*SELECTED TEXT*
"""
DENBURY RESOURCES INC.
SELECTED BALANCE SHEET AND CASH FLOW DATA (UNAUDITED)
 
  September 30, December 31,
In thousands 2015 2014
Cash and cash equivalents $12,212  $23,153 
Total assets 7,355,152  12,727,802 
     
Borrowings under bank credit facility $210,000  $395,000 
Borrowings under senior subordinated notes (principal only) 2,852,250  2,852,735 
Financing and capital leases 295,095  323,624 
Total debt (principal only) $3,357,345  $3,571,359 
     
Total stockholders' equity $2,136,332  $5,703,856 


  Nine Months Ended
  September 30,
In thousands 2015 2014
Cash provided by (used in)    
Operating activities $699,397  $885,097 
Investing activities (427,540) (788,923)
Financing activities (282,798) (88,925)
     
Cash dividends paid 65,422  65,241 


NON-GAAP MEASURES

Adjusted net income is a non-GAAP measure provided as a supplement to present an alternative net income measure which excludes expense and income items (and their related tax effects) not directly related to the Company’s ongoing operations.  The excluded items for the periods presented are those which reflect the write-down of oil and natural gas properties, impairment of goodwill, noncash fair value adjustments on the Company’s commodity derivative contracts, nonrecurring lease operating expenses, the cost of early debt extinguishment, and a valuation allowance on deferred taxes.  Management believes that adjusted net income may be helpful to investors, and is widely used by the investment community, while also being used by management, in evaluating the comparability of the Company’s ongoing operational results and trends.  Adjusted net income should not be considered in isolation or as a substitute for net income reported in accordance with GAAP, but rather to provide additional information useful in evaluating the Company’s operational trends and performance.

Adjusted cash flows from operations is a non-GAAP measure that represents cash flows provided by operations before changes in assets and liabilities, as summarized from the Company’s Consolidated Statements of Cash Flows.  Adjusted cash flows from operations measures the cash flows earned or incurred from operating activities without regard to the collection or payment of associated receivables or payables.  Management believes that it is important to consider this additional measure, along with cash flows from operations, as it believes the non-GAAP measure can often be a better way to discuss changes in operating trends in its business caused by changes in production, prices, operating costs and so forth, without regard to whether the earned or incurred item was collected or paid during that period.
"""
*DATA SUPPLIED*
"""
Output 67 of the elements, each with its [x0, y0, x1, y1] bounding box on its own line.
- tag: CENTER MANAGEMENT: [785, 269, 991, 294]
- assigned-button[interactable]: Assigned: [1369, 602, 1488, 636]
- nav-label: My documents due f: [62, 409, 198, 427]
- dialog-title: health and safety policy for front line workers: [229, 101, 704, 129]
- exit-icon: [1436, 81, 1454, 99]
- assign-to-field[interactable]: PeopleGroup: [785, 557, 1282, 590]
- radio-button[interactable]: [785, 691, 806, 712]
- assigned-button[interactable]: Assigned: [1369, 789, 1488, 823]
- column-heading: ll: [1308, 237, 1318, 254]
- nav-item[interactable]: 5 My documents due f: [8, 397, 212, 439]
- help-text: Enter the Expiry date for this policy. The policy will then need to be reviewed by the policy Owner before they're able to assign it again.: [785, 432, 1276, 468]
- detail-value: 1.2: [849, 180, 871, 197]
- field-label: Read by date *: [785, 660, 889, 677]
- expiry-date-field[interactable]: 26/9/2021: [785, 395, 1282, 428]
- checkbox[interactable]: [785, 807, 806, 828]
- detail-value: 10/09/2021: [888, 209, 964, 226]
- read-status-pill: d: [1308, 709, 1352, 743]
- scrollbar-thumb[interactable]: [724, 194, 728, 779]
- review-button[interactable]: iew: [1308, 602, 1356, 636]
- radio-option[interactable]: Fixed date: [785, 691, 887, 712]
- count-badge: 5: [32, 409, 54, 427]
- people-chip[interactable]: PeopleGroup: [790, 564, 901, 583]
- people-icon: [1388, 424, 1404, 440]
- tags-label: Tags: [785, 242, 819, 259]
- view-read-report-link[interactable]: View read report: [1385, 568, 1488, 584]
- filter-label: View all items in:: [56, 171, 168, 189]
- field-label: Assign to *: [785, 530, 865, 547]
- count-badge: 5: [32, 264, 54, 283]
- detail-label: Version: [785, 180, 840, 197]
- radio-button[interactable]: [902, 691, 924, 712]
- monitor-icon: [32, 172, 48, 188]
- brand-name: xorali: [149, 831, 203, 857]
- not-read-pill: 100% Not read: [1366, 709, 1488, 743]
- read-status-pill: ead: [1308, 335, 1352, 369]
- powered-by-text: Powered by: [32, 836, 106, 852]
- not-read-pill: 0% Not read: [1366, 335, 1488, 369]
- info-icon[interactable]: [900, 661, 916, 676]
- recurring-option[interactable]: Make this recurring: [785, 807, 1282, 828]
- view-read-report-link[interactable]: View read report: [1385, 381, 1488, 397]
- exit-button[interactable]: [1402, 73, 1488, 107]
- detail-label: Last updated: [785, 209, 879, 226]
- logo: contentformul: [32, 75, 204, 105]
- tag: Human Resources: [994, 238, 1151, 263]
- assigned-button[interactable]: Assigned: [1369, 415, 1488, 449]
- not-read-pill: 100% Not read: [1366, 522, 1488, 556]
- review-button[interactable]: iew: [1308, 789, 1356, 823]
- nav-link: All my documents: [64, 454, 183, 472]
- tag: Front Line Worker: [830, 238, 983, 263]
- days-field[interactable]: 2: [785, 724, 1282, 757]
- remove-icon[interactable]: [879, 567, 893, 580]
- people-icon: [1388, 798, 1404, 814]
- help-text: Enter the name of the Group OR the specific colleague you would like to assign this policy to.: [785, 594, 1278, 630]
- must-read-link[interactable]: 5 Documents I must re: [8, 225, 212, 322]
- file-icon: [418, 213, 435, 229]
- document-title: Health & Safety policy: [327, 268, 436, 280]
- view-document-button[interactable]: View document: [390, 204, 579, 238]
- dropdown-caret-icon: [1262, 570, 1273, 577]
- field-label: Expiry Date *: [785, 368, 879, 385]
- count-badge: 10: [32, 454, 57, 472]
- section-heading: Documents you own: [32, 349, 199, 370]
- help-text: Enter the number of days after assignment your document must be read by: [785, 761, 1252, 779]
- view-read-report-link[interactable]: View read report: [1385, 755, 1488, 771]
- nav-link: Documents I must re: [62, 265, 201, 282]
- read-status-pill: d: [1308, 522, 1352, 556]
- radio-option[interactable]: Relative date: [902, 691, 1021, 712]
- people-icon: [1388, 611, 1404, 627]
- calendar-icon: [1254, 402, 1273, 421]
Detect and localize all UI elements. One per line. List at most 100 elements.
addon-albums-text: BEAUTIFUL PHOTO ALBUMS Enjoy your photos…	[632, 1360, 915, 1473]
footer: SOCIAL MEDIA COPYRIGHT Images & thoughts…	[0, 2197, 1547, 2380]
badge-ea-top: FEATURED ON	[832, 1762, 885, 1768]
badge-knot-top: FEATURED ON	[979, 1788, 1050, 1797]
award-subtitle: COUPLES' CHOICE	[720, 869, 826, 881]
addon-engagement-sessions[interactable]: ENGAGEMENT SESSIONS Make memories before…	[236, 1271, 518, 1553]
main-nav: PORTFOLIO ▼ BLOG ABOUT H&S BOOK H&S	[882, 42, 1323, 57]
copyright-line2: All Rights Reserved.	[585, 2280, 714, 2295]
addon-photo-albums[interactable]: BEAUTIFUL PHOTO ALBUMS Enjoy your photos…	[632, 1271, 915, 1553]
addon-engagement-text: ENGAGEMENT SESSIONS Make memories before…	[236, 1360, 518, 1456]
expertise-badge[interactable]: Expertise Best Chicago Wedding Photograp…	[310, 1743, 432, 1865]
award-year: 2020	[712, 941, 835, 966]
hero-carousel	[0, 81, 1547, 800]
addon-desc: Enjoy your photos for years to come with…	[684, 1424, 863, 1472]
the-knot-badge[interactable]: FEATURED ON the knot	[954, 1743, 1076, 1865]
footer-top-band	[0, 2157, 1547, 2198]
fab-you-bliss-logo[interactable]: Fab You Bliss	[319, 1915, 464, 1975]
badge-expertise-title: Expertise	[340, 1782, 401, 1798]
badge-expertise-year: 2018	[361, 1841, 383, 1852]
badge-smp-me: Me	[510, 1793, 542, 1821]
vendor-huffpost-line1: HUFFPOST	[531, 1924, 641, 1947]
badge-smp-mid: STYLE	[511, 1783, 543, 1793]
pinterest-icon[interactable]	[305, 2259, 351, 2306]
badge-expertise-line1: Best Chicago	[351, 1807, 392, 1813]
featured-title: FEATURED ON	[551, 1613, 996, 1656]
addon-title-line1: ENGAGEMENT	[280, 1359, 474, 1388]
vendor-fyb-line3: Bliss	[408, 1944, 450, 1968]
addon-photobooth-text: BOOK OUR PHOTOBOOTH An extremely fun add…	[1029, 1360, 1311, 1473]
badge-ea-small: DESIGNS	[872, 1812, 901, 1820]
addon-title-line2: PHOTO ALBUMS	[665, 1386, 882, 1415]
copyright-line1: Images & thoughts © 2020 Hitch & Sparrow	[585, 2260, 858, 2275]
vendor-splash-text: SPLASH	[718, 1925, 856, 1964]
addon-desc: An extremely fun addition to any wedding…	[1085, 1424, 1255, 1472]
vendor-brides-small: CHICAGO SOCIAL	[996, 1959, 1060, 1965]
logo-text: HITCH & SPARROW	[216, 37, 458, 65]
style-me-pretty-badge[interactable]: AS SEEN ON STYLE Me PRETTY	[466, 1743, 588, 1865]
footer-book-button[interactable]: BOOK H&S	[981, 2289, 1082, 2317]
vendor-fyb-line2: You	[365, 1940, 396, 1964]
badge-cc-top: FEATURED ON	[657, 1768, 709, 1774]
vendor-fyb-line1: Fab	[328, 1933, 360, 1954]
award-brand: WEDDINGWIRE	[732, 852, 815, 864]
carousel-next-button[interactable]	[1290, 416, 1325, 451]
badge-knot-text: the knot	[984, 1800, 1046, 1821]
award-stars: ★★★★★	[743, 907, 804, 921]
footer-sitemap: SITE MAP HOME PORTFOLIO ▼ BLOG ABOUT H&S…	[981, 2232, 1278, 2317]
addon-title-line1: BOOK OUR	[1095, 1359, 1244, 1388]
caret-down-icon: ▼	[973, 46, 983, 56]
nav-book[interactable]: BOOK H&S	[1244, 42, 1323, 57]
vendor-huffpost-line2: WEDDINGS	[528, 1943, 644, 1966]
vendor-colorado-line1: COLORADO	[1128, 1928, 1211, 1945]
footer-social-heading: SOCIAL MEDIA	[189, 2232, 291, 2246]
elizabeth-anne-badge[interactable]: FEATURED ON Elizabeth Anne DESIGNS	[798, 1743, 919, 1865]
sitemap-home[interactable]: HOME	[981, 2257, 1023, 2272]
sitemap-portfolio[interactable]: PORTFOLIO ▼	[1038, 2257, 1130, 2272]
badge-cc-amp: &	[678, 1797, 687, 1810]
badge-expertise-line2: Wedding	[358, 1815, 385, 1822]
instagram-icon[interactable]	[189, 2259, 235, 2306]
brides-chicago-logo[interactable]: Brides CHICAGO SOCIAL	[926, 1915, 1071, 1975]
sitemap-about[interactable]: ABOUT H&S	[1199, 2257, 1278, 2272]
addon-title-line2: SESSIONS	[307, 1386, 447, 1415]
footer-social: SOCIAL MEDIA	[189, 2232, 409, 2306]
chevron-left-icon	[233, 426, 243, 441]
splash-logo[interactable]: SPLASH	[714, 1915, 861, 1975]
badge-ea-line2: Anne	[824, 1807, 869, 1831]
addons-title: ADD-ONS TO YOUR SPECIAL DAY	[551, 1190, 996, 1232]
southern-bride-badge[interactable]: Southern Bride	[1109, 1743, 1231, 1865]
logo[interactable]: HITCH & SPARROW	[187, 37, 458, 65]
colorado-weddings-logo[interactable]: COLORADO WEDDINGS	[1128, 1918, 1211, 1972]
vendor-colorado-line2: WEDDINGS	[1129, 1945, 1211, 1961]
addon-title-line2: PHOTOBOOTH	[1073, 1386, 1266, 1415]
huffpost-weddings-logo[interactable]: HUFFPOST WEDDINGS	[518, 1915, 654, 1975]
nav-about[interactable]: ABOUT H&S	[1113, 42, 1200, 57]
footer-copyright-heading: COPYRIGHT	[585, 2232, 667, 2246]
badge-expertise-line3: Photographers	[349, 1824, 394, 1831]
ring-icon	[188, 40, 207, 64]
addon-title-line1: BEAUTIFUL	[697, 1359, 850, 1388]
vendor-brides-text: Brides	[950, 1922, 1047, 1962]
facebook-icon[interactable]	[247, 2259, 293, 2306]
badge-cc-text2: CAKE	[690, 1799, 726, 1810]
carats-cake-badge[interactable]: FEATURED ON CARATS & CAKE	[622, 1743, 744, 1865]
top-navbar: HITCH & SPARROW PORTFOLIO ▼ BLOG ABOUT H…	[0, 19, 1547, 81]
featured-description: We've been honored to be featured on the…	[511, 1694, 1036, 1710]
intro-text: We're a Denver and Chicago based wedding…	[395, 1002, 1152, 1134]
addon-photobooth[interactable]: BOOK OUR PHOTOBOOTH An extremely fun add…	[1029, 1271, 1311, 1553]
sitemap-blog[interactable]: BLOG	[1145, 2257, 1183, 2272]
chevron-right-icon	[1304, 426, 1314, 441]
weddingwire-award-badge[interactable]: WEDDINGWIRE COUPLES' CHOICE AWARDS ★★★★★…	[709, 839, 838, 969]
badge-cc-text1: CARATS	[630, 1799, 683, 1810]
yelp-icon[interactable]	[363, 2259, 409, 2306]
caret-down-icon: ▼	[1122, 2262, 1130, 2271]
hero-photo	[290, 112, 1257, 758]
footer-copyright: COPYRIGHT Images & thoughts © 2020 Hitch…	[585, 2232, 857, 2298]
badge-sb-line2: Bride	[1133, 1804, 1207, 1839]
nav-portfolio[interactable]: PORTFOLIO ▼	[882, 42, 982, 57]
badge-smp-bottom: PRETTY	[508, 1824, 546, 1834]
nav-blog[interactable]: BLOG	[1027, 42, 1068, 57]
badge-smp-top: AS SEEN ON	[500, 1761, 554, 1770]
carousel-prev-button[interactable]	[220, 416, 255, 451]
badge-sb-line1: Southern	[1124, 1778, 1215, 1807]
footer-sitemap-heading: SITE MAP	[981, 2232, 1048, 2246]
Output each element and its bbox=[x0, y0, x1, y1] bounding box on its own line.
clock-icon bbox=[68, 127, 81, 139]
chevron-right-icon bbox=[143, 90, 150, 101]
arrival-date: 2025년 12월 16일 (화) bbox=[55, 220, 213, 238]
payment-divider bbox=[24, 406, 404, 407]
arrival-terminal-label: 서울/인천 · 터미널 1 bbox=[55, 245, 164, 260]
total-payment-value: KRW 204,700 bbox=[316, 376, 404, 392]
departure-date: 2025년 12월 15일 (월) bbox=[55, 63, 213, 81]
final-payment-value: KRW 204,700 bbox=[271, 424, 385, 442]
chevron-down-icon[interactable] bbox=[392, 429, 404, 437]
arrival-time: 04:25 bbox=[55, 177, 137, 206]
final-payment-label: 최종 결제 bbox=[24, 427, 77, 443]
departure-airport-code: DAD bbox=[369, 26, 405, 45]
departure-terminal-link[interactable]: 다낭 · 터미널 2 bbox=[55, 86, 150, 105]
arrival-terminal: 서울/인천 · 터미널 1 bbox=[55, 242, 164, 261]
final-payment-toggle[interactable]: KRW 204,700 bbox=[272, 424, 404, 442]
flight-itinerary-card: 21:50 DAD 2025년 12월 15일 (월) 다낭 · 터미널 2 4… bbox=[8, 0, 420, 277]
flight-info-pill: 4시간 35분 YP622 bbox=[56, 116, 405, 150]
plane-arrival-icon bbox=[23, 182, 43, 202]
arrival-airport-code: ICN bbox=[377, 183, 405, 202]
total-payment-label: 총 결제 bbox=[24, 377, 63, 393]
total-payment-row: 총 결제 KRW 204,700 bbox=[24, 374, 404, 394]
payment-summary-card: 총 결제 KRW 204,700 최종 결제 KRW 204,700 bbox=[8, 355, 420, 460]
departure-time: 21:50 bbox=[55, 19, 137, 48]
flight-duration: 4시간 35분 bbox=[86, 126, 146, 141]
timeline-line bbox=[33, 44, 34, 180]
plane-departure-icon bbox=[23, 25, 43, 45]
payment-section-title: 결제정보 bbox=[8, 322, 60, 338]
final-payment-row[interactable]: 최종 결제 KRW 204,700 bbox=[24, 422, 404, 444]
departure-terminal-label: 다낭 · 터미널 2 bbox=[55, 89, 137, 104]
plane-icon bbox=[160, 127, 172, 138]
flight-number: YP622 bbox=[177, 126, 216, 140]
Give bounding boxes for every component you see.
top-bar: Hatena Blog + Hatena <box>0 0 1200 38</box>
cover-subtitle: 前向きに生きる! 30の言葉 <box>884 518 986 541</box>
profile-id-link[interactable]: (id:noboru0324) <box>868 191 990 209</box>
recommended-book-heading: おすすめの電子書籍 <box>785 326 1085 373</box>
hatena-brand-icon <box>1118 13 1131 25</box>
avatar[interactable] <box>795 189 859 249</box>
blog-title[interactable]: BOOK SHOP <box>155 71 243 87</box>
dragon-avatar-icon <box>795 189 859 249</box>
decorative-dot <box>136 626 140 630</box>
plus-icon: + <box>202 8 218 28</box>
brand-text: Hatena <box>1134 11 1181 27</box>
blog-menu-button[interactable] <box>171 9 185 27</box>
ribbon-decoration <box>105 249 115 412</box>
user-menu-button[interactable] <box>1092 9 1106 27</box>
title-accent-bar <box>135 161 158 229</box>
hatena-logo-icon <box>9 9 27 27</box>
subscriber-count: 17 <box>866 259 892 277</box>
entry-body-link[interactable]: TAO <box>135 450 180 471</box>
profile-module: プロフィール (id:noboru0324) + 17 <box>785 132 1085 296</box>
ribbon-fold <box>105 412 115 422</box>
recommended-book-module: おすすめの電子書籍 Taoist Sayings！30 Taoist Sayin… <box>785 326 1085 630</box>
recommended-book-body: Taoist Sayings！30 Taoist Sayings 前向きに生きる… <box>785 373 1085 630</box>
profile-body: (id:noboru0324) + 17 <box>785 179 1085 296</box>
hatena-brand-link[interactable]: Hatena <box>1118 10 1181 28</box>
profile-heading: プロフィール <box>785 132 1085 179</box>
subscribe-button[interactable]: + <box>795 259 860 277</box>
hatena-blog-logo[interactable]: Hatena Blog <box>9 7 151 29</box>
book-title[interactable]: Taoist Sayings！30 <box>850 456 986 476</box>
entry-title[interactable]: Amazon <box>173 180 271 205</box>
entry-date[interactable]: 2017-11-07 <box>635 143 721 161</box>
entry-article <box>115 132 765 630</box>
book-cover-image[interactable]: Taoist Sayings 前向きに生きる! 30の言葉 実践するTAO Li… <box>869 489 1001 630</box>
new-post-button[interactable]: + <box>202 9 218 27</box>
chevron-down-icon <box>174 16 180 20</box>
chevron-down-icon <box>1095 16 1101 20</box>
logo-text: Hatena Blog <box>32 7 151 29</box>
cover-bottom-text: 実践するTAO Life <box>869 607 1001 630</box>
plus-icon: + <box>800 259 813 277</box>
"""
*WORK ITEM*
Retype, word for word, the stretch of the Denbury Resources financial excerpt from "Total stockholders' equity $2,136,332  $5,703,856" through "Investing activities (427,540) (788,923)". The records are not needed for this work.

*SOLUTION TO THIS PROBLEM*
Total stockholders' equity $2,136,332  $5,703,856 


  Nine Months Ended
  September 30,
In thousands 2015 2014
Cash provided by (used in)    
Operating activities $699,397  $885,097 
Investing activities (427,540) (788,923)